— begin DATA SECTION —

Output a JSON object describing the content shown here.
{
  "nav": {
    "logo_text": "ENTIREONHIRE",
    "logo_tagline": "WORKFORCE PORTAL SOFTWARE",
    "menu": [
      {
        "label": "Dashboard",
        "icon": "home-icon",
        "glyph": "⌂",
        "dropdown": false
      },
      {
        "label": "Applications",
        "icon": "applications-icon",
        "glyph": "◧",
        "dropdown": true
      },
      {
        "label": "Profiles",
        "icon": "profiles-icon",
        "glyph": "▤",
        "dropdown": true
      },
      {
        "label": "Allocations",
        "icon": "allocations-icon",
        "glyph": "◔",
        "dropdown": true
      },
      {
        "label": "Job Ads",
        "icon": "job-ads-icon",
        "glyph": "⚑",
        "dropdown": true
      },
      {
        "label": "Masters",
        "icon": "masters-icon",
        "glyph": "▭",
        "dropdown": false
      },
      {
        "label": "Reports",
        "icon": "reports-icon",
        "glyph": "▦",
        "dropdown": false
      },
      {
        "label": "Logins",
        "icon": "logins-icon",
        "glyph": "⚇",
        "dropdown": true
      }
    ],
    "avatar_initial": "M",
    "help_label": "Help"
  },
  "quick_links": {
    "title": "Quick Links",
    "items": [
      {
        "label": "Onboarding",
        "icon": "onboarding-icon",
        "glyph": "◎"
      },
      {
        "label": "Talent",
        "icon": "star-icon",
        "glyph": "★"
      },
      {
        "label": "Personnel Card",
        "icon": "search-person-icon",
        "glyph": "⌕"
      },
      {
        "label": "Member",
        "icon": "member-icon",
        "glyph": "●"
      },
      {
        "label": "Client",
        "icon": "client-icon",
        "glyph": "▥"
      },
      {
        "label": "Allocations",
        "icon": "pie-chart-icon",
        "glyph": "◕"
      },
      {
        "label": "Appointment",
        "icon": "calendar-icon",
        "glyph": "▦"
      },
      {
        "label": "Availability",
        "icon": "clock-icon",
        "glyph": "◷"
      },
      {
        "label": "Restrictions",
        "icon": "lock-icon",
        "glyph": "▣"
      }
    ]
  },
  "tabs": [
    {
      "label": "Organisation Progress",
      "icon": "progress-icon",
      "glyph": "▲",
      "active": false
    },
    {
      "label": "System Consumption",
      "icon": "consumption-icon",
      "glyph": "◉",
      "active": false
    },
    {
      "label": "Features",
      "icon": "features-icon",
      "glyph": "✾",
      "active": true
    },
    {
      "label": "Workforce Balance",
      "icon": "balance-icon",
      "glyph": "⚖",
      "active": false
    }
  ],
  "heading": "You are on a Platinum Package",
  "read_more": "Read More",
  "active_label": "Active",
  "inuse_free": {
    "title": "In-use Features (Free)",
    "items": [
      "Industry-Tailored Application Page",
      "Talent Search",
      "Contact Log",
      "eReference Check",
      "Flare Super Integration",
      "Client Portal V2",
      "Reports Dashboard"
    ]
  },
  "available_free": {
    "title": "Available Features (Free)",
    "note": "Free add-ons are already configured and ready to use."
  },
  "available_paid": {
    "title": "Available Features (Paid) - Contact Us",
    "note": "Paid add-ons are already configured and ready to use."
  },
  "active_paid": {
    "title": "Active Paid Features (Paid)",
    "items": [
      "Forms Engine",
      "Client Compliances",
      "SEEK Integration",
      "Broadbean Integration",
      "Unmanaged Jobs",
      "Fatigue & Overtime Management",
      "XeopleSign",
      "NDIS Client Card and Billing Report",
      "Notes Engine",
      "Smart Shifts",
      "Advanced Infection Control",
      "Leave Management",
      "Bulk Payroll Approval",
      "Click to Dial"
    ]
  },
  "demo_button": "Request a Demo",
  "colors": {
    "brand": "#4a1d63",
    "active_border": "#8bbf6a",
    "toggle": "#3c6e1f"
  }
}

— end DATA SECTION —

Pull out every line of the entries that includes the word "Card".

## OUTPUT OF THE TASK
        "label": "Personnel Card",
      "NDIS Client Card and Billing Report",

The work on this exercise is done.